#### Written task:
Work out the number of lines with "this" in them. Reply with that number and no other words.

□ □ □ □ □ □ □

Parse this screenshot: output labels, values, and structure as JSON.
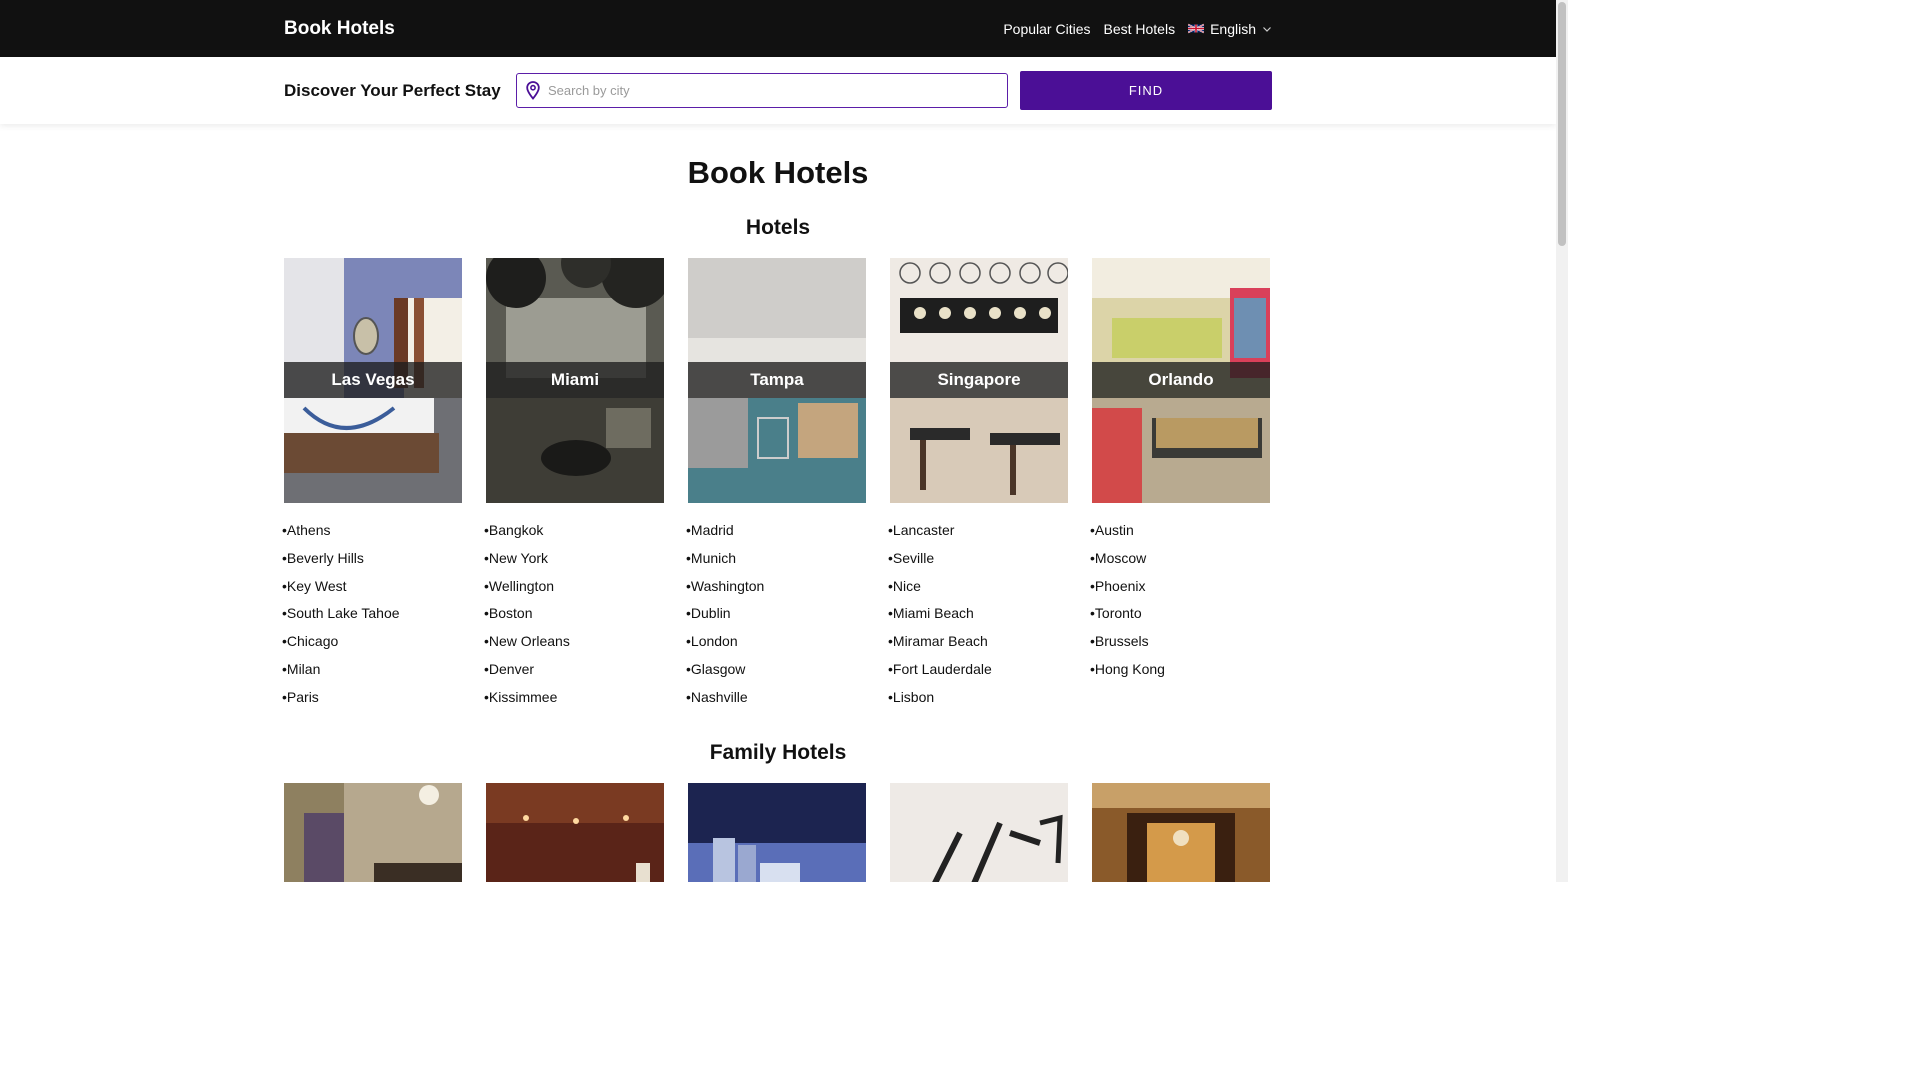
{
  "header": {
    "brand": "Book Hotels",
    "nav": [
      "Popular Cities",
      "Best Hotels"
    ],
    "language": "English"
  },
  "search": {
    "tagline": "Discover Your Perfect Stay",
    "placeholder": "Search by city",
    "button_label": "FIND"
  },
  "main": {
    "title": "Book Hotels",
    "hotels_heading": "Hotels",
    "family_heading": "Family Hotels"
  },
  "hotels": [
    {
      "city": "Las Vegas",
      "links": [
        "Athens",
        "Beverly Hills",
        "Key West",
        "South Lake Tahoe",
        "Chicago",
        "Milan",
        "Paris"
      ]
    },
    {
      "city": "Miami",
      "links": [
        "Bangkok",
        "New York",
        "Wellington",
        "Boston",
        "New Orleans",
        "Denver",
        "Kissimmee"
      ]
    },
    {
      "city": "Tampa",
      "links": [
        "Madrid",
        "Munich",
        "Washington",
        "Dublin",
        "London",
        "Glasgow",
        "Nashville"
      ]
    },
    {
      "city": "Singapore",
      "links": [
        "Lancaster",
        "Seville",
        "Nice",
        "Miami Beach",
        "Miramar Beach",
        "Fort Lauderdale",
        "Lisbon"
      ]
    },
    {
      "city": "Orlando",
      "links": [
        "Austin",
        "Moscow",
        "Phoenix",
        "Toronto",
        "Brussels",
        "Hong Kong"
      ]
    }
  ],
  "colors": {
    "accent": "#4b0f96",
    "topbar": "#111111"
  }
}
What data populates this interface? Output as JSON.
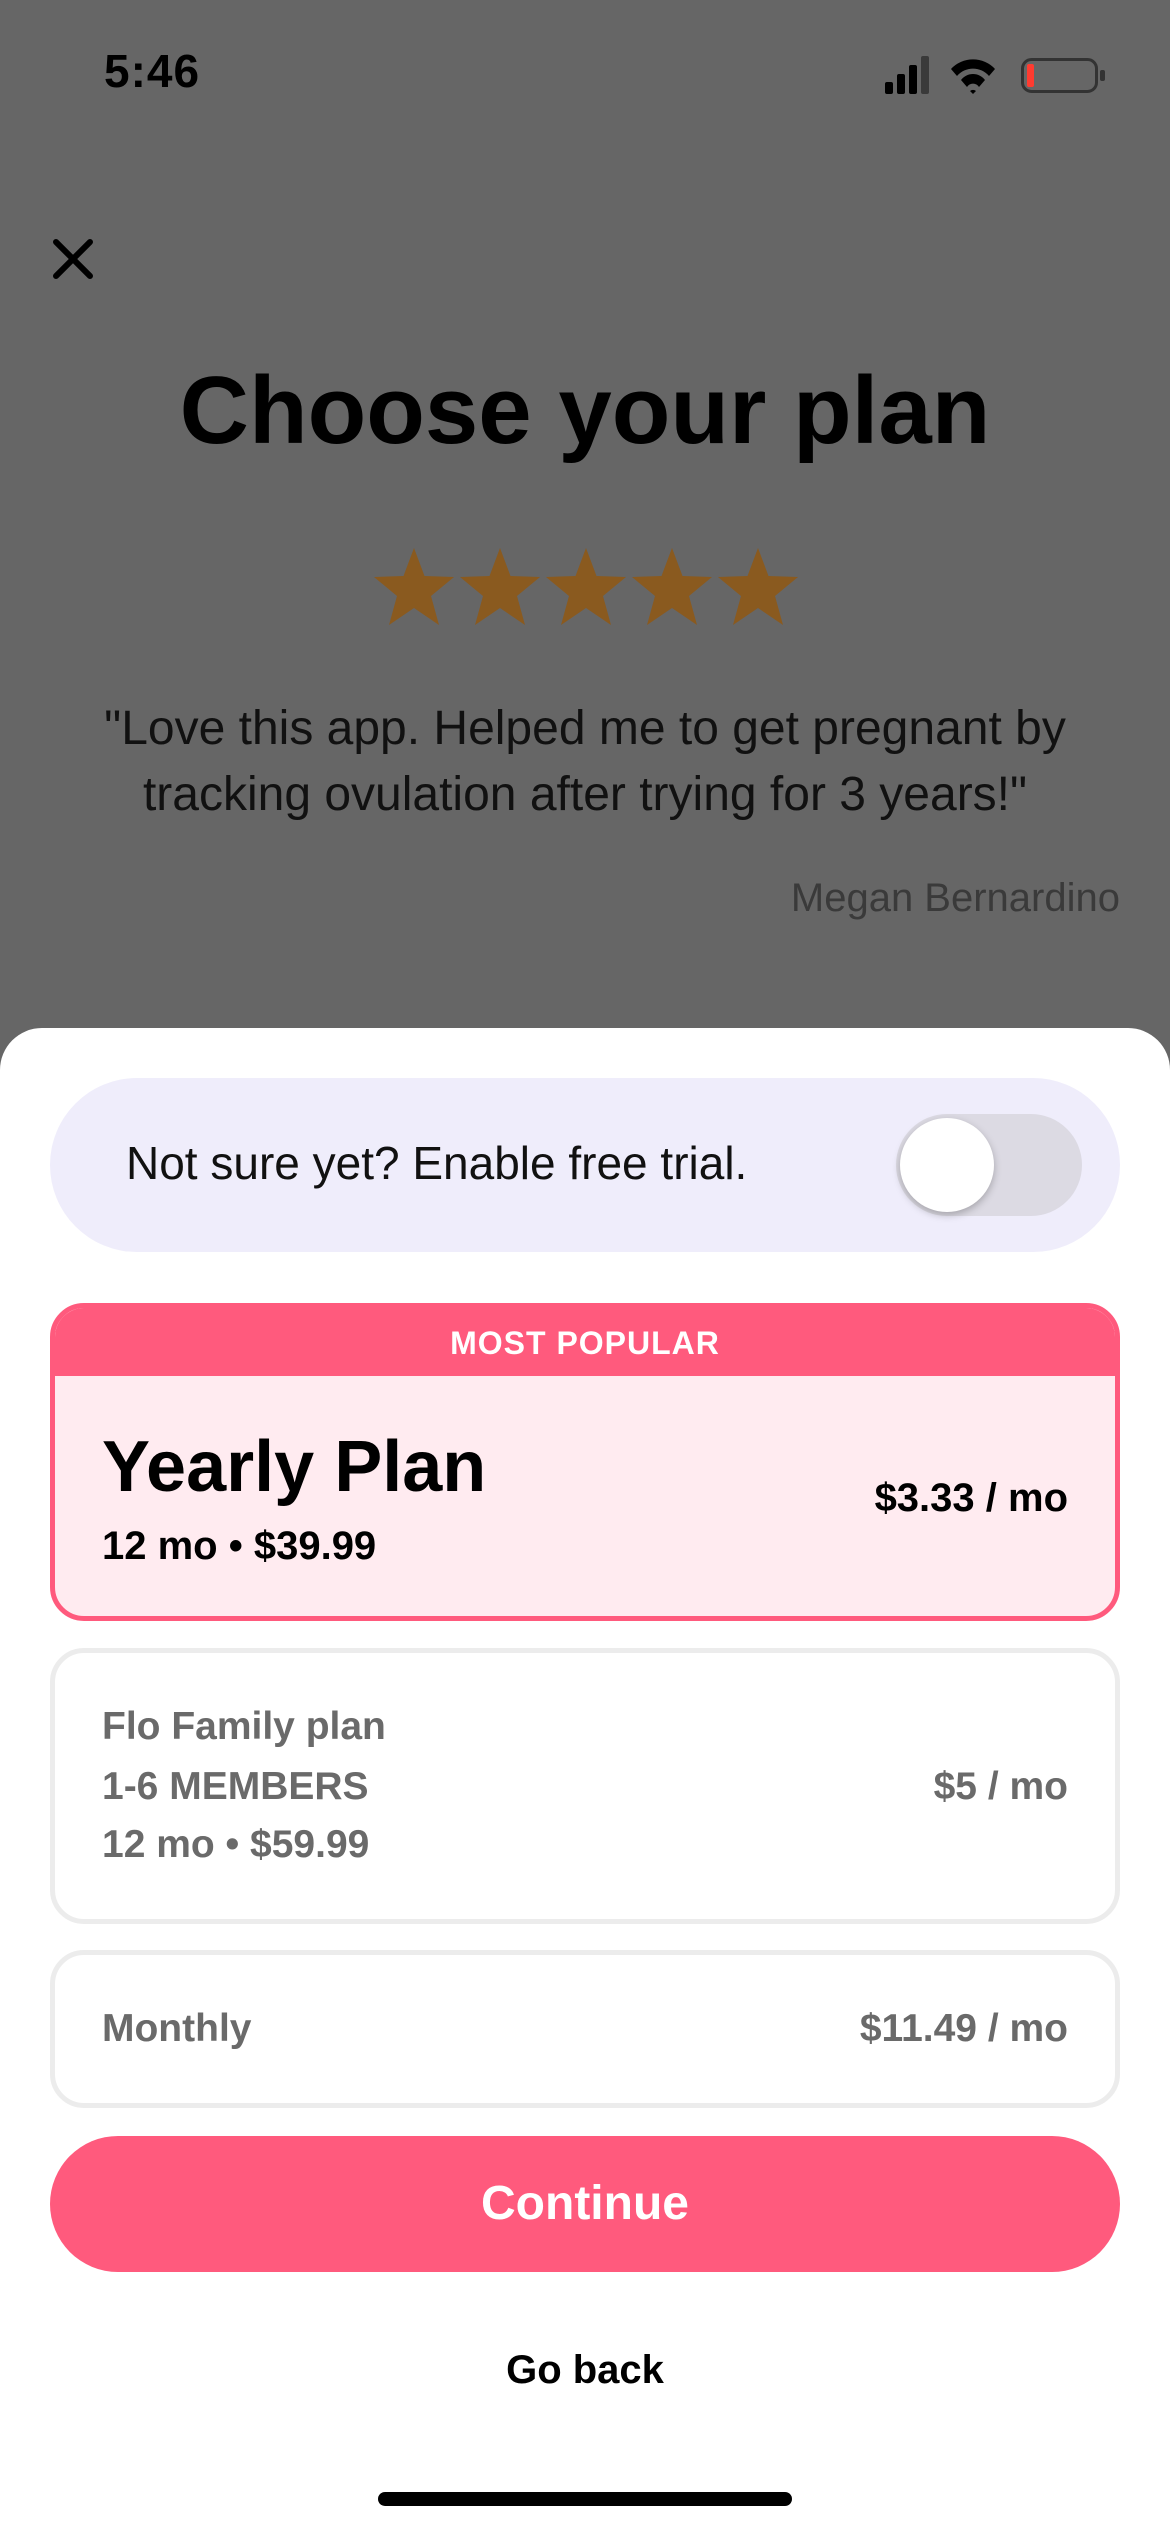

□ □ □ □ □ □ □

#### Exercise solution:
2